■ Task inputs:
>> start

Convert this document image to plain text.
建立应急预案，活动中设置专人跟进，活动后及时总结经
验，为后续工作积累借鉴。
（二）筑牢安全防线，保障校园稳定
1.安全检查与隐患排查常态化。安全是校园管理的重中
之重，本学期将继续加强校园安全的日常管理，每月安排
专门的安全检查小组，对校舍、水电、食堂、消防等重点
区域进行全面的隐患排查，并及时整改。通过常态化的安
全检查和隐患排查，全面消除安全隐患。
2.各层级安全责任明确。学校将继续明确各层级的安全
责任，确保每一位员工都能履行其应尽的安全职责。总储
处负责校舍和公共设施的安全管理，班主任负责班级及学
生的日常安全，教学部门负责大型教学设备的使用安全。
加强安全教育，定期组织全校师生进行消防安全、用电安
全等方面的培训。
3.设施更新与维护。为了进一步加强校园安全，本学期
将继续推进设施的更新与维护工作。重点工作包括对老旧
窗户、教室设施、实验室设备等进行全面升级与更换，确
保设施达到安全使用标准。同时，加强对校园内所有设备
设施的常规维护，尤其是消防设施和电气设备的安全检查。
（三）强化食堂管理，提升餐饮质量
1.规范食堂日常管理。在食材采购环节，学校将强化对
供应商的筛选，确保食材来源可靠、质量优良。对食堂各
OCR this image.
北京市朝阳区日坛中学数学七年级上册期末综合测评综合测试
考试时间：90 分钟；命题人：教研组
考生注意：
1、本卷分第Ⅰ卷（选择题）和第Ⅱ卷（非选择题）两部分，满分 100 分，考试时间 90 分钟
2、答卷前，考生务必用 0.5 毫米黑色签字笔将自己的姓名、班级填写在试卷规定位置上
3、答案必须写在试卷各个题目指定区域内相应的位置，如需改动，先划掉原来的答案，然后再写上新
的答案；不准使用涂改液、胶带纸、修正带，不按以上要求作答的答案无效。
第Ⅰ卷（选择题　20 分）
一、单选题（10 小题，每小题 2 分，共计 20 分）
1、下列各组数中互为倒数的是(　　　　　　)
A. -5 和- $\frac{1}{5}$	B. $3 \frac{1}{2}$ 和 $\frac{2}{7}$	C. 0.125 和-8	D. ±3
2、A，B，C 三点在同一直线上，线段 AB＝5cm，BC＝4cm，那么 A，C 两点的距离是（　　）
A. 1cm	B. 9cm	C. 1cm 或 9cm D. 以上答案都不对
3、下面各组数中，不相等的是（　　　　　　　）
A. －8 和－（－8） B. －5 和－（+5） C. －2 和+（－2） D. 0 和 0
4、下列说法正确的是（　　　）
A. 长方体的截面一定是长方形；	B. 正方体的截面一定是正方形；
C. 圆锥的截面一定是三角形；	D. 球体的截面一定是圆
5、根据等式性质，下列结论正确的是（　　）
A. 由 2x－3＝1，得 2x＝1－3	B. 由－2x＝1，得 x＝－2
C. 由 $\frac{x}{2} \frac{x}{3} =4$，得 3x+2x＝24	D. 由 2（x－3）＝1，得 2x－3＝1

>> end

■ Task objective: Only lines holding the string "this" are wanted; gather each one from the entries above.

■ Solution:
Convert this document image to plain text.
OCR this image.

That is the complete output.